━━━ GIVEN DATA ━━━

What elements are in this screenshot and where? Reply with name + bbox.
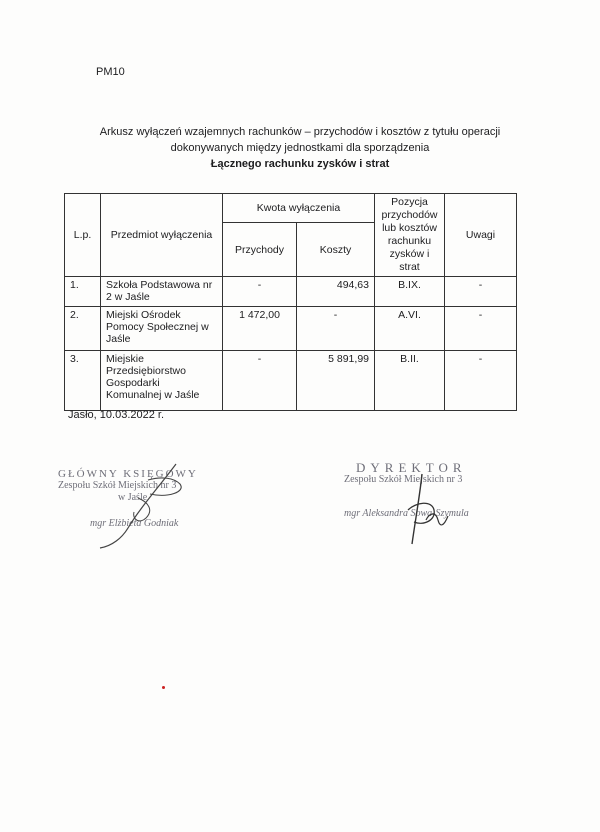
cell-position: A.VI. [375,307,445,351]
stamp-name: mgr Elżbieta Godniak [90,518,179,529]
cell-notes: - [445,277,517,307]
heading-line-1: Arkusz wyłączeń wzajemnych rachunków – przychodów i kosztów z tytułu operacji [99,126,501,138]
cell-subject: Miejskie Przedsiębiorstwo Gospodarki Komunalnej w Jaśle [101,351,223,411]
cell-lp: 2. [65,307,101,351]
heading-line-3 [70,156,530,172]
cell-revenue: - [223,351,297,411]
cell-costs: - [297,307,375,351]
heading-line-3-a: Łącznego [210,158,262,170]
cell-position: B.II. [375,351,445,411]
header-amount: Kwota wyłączenia [223,194,375,223]
cell-subject: Szkoła Podstawowa nr 2 w Jaśle [101,277,223,307]
document-code: PM10 [96,66,125,78]
stamp-line-1: Zespołu Szkół Miejskich nr 3 [58,480,177,491]
cell-lp: 3. [65,351,101,411]
header-revenue: Przychody [223,223,297,277]
signature-left-icon [88,458,198,553]
stamp-title: DYREKTOR [356,460,467,475]
header-position: Pozycja przychodów lub kosztów rachunku zysków i strat [375,194,445,277]
ink-speck [162,686,165,689]
cell-subject: Miejski Ośrodek Pomocy Społecznej w Jaśle [101,307,223,351]
table-row [65,307,517,351]
place-date: Jasło, 10.03.2022 r. [68,409,165,421]
table-row [65,351,517,411]
heading-line-3-b: rachunku zysków i strat [264,158,390,170]
table-row [65,277,517,307]
cell-notes: - [445,351,517,411]
heading-line-2: dokonywanych między jednostkami dla sporządzenia [170,142,430,154]
header-costs: Koszty [297,223,375,277]
stamp-line-1: Zespołu Szkół Miejskich nr 3 [344,474,463,485]
stamp-title: GŁÓWNY KSIĘGOWY [58,468,198,480]
cell-notes: - [445,307,517,351]
header-notes: Uwagi [445,194,517,277]
stamp-name: mgr Aleksandra Sowa-Szymula [344,508,469,519]
eliminations-table [64,193,517,411]
header-lp: L.p. [65,194,101,277]
cell-lp: 1. [65,277,101,307]
signature-right-icon [392,470,452,550]
cell-revenue: - [223,277,297,307]
document-heading [70,124,530,172]
cell-costs: 5 891,99 [297,351,375,411]
stamp-line-2: w Jaśle [118,492,148,503]
cell-costs: 494,63 [297,277,375,307]
cell-revenue: 1 472,00 [223,307,297,351]
cell-position: B.IX. [375,277,445,307]
header-subject: Przedmiot wyłączenia [101,194,223,277]
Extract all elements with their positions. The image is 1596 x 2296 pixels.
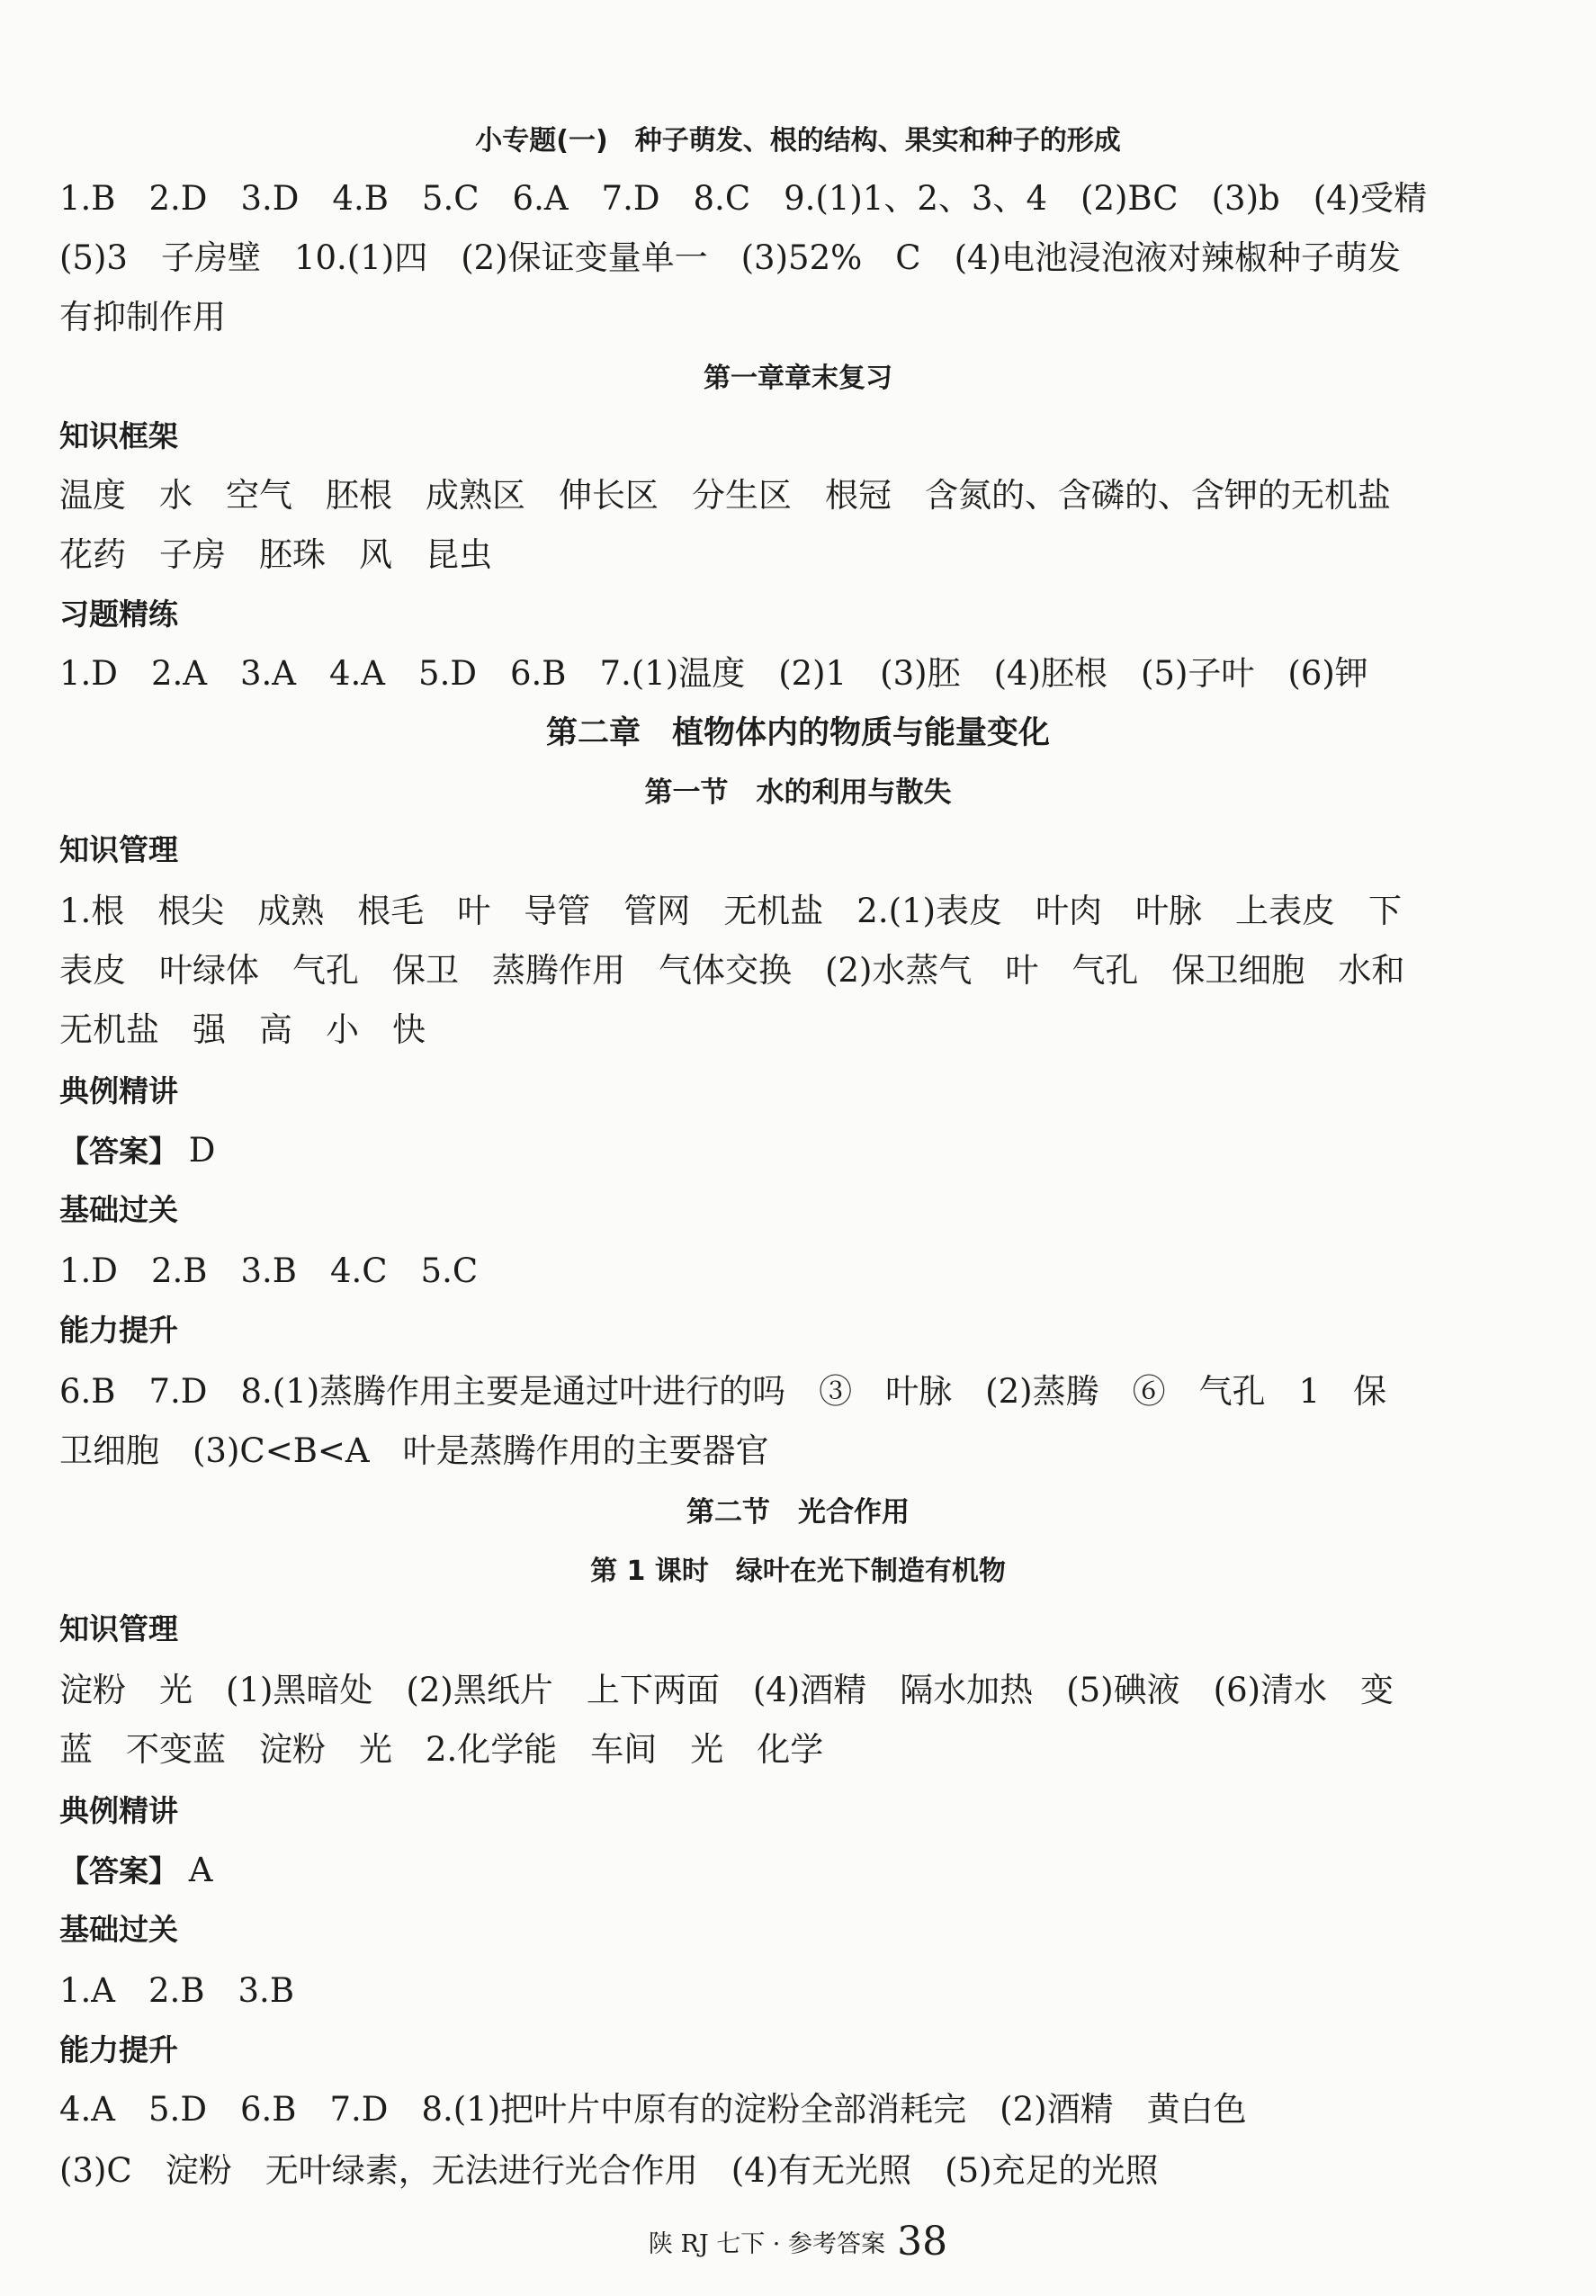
- ability-line: (3)C 淀粉 无叶绿素，无法进行光合作用 (4)有无光照 (5)充足的光照: [59, 2151, 1159, 2190]
- ability-line: 4.A 5.D 6.B 7.D 8.(1)把叶片中原有的淀粉全部消耗完 (2)酒精 黄白色: [59, 2090, 1247, 2129]
- knowledge-heading: 知识管理: [59, 832, 178, 867]
- basic-line: 1.A 2.B 3.B: [59, 1971, 295, 2010]
- ability-heading: 能力提升: [59, 1313, 178, 1348]
- framework-line: 温度 水 空气 胚根 成熟区 伸长区 分生区 根冠 含氮的、含磷的、含钾的无机盐: [59, 476, 1391, 515]
- topic-title: 小专题(一) 种子萌发、根的结构、果实和种子的形成: [475, 125, 1121, 157]
- section1-title: 第一节 水的利用与散失: [644, 776, 952, 809]
- section2-title: 第二节 光合作用: [686, 1496, 910, 1529]
- knowledge-line: 1.根 根尖 成熟 根毛 叶 导管 管网 无机盐 2.(1)表皮 叶肉 叶脉 上表皮 下: [59, 892, 1403, 930]
- topic-answer-line: (5)3 子房壁 10.(1)四 (2)保证变量单一 (3)52% C (4)电池浸泡液对辣椒种子萌发: [59, 238, 1401, 277]
- basic-line: 1.D 2.B 3.B 4.C 5.C: [59, 1251, 479, 1290]
- topic-answer-line: 有抑制作用: [59, 298, 226, 336]
- knowledge-line: 蓝 不变蓝 淀粉 光 2.化学能 车间 光 化学: [59, 1730, 824, 1769]
- ability-heading: 能力提升: [59, 2032, 178, 2067]
- example-heading: 典例精讲: [59, 1073, 178, 1108]
- ability-line: 卫细胞 (3)C<B<A 叶是蒸腾作用的主要器官: [59, 1431, 769, 1470]
- basic-heading: 基础过关: [59, 1192, 178, 1227]
- answer-label: 【答案】: [59, 1853, 178, 1888]
- knowledge-line: 无机盐 强 高 小 快: [59, 1010, 426, 1049]
- lesson-title: 第 1 课时 绿叶在光下制造有机物: [590, 1556, 1006, 1587]
- example-answer: [59, 1130, 1542, 1172]
- knowledge-heading: 知识管理: [59, 1611, 178, 1646]
- answer-value: D: [188, 1131, 216, 1170]
- page-number: 38: [897, 2219, 948, 2265]
- ability-line: 6.B 7.D 8.(1)蒸腾作用主要是通过叶进行的吗 ③ 叶脉 (2)蒸腾 ⑥ 气孔 1 保: [59, 1372, 1387, 1411]
- page-footer: [0, 2219, 1596, 2265]
- chapter2-title: 第二章 植物体内的物质与能量变化: [545, 715, 1050, 751]
- example-heading: 典例精讲: [59, 1793, 178, 1828]
- answer-label: 【答案】: [59, 1134, 178, 1169]
- framework-line: 花药 子房 胚珠 风 昆虫: [59, 535, 492, 574]
- footer-label: 陕 RJ 七下 · 参考答案: [648, 2230, 885, 2258]
- practice-heading: 习题精练: [59, 596, 178, 632]
- chapter1-review-title: 第一章章末复习: [704, 363, 892, 394]
- basic-heading: 基础过关: [59, 1912, 178, 1947]
- knowledge-line: 表皮 叶绿体 气孔 保卫 蒸腾作用 气体交换 (2)水蒸气 叶 气孔 保卫细胞 水和: [59, 951, 1405, 990]
- example-answer: [59, 1850, 1542, 1892]
- framework-heading: 知识框架: [59, 418, 178, 453]
- topic-answer-line: 1.B 2.D 3.D 4.B 5.C 6.A 7.D 8.C 9.(1)1、2、3、4 (2)BC (3)b (4)受精: [59, 179, 1428, 218]
- answer-value: A: [188, 1851, 213, 1889]
- knowledge-line: 淀粉 光 (1)黑暗处 (2)黑纸片 上下两面 (4)酒精 隔水加热 (5)碘液 (6)清水 变: [59, 1671, 1394, 1709]
- practice-line: 1.D 2.A 3.A 4.A 5.D 6.B 7.(1)温度 (2)1 (3)胚 (4)胚根 (5)子叶 (6)钾: [59, 654, 1368, 693]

━━━

Reproduce all of the rows above word for word, leaving out the pictures.

• WRITTEN ANSWER:
What elements are in this screenshot and where? Reply with name + bbox.
cell-position: A.VI. [375,307,445,351]
stamp-name: mgr Elżbieta Godniak [90,518,179,529]
cell-notes: - [445,277,517,307]
heading-line-1: Arkusz wyłączeń wzajemnych rachunków – przychodów i kosztów z tytułu operacji [99,126,501,138]
cell-subject: Miejskie Przedsiębiorstwo Gospodarki Komunalnej w Jaśle [101,351,223,411]
cell-lp: 2. [65,307,101,351]
heading-line-3 [70,156,530,172]
cell-revenue: - [223,351,297,411]
cell-costs: - [297,307,375,351]
heading-line-3-a: Łącznego [210,158,262,170]
cell-position: B.II. [375,351,445,411]
header-amount: Kwota wyłączenia [223,194,375,223]
cell-subject: Szkoła Podstawowa nr 2 w Jaśle [101,277,223,307]
document-code: PM10 [96,66,125,78]
stamp-line-1: Zespołu Szkół Miejskich nr 3 [58,480,177,491]
cell-lp: 3. [65,351,101,411]
header-revenue: Przychody [223,223,297,277]
signature-left-icon [88,458,198,553]
stamp-title: DYREKTOR [356,460,467,475]
header-position: Pozycja przychodów lub kosztów rachunku zysków i strat [375,194,445,277]
ink-speck [162,686,165,689]
cell-subject: Miejski Ośrodek Pomocy Społecznej w Jaśle [101,307,223,351]
table-row [65,307,517,351]
place-date: Jasło, 10.03.2022 r. [68,409,165,421]
table-row [65,351,517,411]
heading-line-3-b: rachunku zysków i strat [264,158,390,170]
table-row [65,277,517,307]
cell-notes: - [445,351,517,411]
heading-line-2: dokonywanych między jednostkami dla sporządzenia [170,142,430,154]
header-costs: Koszty [297,223,375,277]
stamp-line-1: Zespołu Szkół Miejskich nr 3 [344,474,463,485]
stamp-title: GŁÓWNY KSIĘGOWY [58,468,198,480]
cell-notes: - [445,307,517,351]
header-notes: Uwagi [445,194,517,277]
stamp-name: mgr Aleksandra Sowa-Szymula [344,508,469,519]
eliminations-table [64,193,517,411]
header-lp: L.p. [65,194,101,277]
cell-lp: 1. [65,277,101,307]
signature-right-icon [392,470,452,550]
cell-revenue: - [223,277,297,307]
document-heading [70,124,530,172]
cell-costs: 5 891,99 [297,351,375,411]
stamp-line-2: w Jaśle [118,492,148,503]
cell-costs: 494,63 [297,277,375,307]
cell-revenue: 1 472,00 [223,307,297,351]
cell-position: B.IX. [375,277,445,307]
header-subject: Przedmiot wyłączenia [101,194,223,277]
Extract all elements with their positions. The image is 1596 x 2296 pixels.
- ability-line: (3)C 淀粉 无叶绿素，无法进行光合作用 (4)有无光照 (5)充足的光照: [59, 2151, 1159, 2190]
- ability-line: 4.A 5.D 6.B 7.D 8.(1)把叶片中原有的淀粉全部消耗完 (2)酒精 黄白色: [59, 2090, 1247, 2129]
- knowledge-heading: 知识管理: [59, 832, 178, 867]
- basic-line: 1.A 2.B 3.B: [59, 1971, 295, 2010]
- ability-heading: 能力提升: [59, 1313, 178, 1348]
- framework-line: 温度 水 空气 胚根 成熟区 伸长区 分生区 根冠 含氮的、含磷的、含钾的无机盐: [59, 476, 1391, 515]
- topic-title: 小专题(一) 种子萌发、根的结构、果实和种子的形成: [475, 125, 1121, 157]
- section1-title: 第一节 水的利用与散失: [644, 776, 952, 809]
- section2-title: 第二节 光合作用: [686, 1496, 910, 1529]
- knowledge-line: 1.根 根尖 成熟 根毛 叶 导管 管网 无机盐 2.(1)表皮 叶肉 叶脉 上表皮 下: [59, 892, 1403, 930]
- topic-answer-line: (5)3 子房壁 10.(1)四 (2)保证变量单一 (3)52% C (4)电池浸泡液对辣椒种子萌发: [59, 238, 1401, 277]
- basic-line: 1.D 2.B 3.B 4.C 5.C: [59, 1251, 479, 1290]
- topic-answer-line: 有抑制作用: [59, 298, 226, 336]
- knowledge-line: 蓝 不变蓝 淀粉 光 2.化学能 车间 光 化学: [59, 1730, 824, 1769]
- ability-heading: 能力提升: [59, 2032, 178, 2067]
- example-heading: 典例精讲: [59, 1073, 178, 1108]
- ability-line: 卫细胞 (3)C<B<A 叶是蒸腾作用的主要器官: [59, 1431, 769, 1470]
- basic-heading: 基础过关: [59, 1192, 178, 1227]
- answer-label: 【答案】: [59, 1853, 178, 1888]
- knowledge-line: 无机盐 强 高 小 快: [59, 1010, 426, 1049]
- lesson-title: 第 1 课时 绿叶在光下制造有机物: [590, 1556, 1006, 1587]
- example-answer: [59, 1130, 1542, 1172]
- knowledge-heading: 知识管理: [59, 1611, 178, 1646]
- answer-value: D: [188, 1131, 216, 1170]
- page-number: 38: [897, 2219, 948, 2265]
- ability-line: 6.B 7.D 8.(1)蒸腾作用主要是通过叶进行的吗 ③ 叶脉 (2)蒸腾 ⑥ 气孔 1 保: [59, 1372, 1387, 1411]
- page-footer: [0, 2219, 1596, 2265]
- chapter2-title: 第二章 植物体内的物质与能量变化: [545, 715, 1050, 751]
- example-heading: 典例精讲: [59, 1793, 178, 1828]
- answer-label: 【答案】: [59, 1134, 178, 1169]
- framework-line: 花药 子房 胚珠 风 昆虫: [59, 535, 492, 574]
- footer-label: 陕 RJ 七下 · 参考答案: [648, 2230, 885, 2258]
- practice-heading: 习题精练: [59, 596, 178, 632]
- chapter1-review-title: 第一章章末复习: [704, 363, 892, 394]
- basic-heading: 基础过关: [59, 1912, 178, 1947]
- knowledge-line: 表皮 叶绿体 气孔 保卫 蒸腾作用 气体交换 (2)水蒸气 叶 气孔 保卫细胞 水和: [59, 951, 1405, 990]
- example-answer: [59, 1850, 1542, 1892]
- framework-heading: 知识框架: [59, 418, 178, 453]
- topic-answer-line: 1.B 2.D 3.D 4.B 5.C 6.A 7.D 8.C 9.(1)1、2、3、4 (2)BC (3)b (4)受精: [59, 179, 1428, 218]
- answer-value: A: [188, 1851, 213, 1889]
- knowledge-line: 淀粉 光 (1)黑暗处 (2)黑纸片 上下两面 (4)酒精 隔水加热 (5)碘液 (6)清水 变: [59, 1671, 1394, 1709]
- practice-line: 1.D 2.A 3.A 4.A 5.D 6.B 7.(1)温度 (2)1 (3)胚 (4)胚根 (5)子叶 (6)钾: [59, 654, 1368, 693]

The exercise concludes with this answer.